## Records excerpted from a collection
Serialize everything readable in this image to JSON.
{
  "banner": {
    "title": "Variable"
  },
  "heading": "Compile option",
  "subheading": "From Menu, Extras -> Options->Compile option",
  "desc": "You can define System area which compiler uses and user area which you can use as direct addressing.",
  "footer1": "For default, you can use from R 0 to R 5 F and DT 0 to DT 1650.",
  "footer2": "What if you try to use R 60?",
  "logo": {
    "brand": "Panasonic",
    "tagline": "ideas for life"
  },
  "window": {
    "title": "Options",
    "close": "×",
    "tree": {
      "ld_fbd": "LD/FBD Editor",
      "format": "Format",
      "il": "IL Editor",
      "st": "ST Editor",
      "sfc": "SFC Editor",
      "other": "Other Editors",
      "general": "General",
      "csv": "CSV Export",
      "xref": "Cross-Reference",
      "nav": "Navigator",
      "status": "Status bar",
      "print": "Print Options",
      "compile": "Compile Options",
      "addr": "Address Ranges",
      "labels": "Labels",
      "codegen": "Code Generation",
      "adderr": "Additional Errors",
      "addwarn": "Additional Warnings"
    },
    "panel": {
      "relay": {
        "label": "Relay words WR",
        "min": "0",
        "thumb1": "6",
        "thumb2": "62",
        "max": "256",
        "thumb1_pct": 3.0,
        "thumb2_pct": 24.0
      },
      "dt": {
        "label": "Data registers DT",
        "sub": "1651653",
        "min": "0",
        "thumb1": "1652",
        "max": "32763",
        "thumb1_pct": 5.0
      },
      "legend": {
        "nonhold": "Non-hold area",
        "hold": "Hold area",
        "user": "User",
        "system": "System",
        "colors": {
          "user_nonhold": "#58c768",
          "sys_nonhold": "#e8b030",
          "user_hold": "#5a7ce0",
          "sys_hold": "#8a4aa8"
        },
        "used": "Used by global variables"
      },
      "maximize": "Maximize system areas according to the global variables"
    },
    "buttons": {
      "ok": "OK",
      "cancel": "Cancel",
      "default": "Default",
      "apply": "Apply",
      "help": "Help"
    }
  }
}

## What you should do
Output the whole listing above again, word for word.

## Completed task
Serialize everything readable in this image to JSON.
{
  "banner": {
    "title": "Variable"
  },
  "heading": "Compile option",
  "subheading": "From Menu, Extras -> Options->Compile option",
  "desc": "You can define System area which compiler uses and user area which you can use as direct addressing.",
  "footer1": "For default, you can use from R 0 to R 5 F and DT 0 to DT 1650.",
  "footer2": "What if you try to use R 60?",
  "logo": {
    "brand": "Panasonic",
    "tagline": "ideas for life"
  },
  "window": {
    "title": "Options",
    "close": "×",
    "tree": {
      "ld_fbd": "LD/FBD Editor",
      "format": "Format",
      "il": "IL Editor",
      "st": "ST Editor",
      "sfc": "SFC Editor",
      "other": "Other Editors",
      "general": "General",
      "csv": "CSV Export",
      "xref": "Cross-Reference",
      "nav": "Navigator",
      "status": "Status bar",
      "print": "Print Options",
      "compile": "Compile Options",
      "addr": "Address Ranges",
      "labels": "Labels",
      "codegen": "Code Generation",
      "adderr": "Additional Errors",
      "addwarn": "Additional Warnings"
    },
    "panel": {
      "relay": {
        "label": "Relay words WR",
        "min": "0",
        "thumb1": "6",
        "thumb2": "62",
        "max": "256",
        "thumb1_pct": 3.0,
        "thumb2_pct": 24.0
      },
      "dt": {
        "label": "Data registers DT",
        "sub": "1651653",
        "min": "0",
        "thumb1": "1652",
        "max": "32763",
        "thumb1_pct": 5.0
      },
      "legend": {
        "nonhold": "Non-hold area",
        "hold": "Hold area",
        "user": "User",
        "system": "System",
        "colors": {
          "user_nonhold": "#58c768",
          "sys_nonhold": "#e8b030",
          "user_hold": "#5a7ce0",
          "sys_hold": "#8a4aa8"
        },
        "used": "Used by global variables"
      },
      "maximize": "Maximize system areas according to the global variables"
    },
    "buttons": {
      "ok": "OK",
      "cancel": "Cancel",
      "default": "Default",
      "apply": "Apply",
      "help": "Help"
    }
  }
}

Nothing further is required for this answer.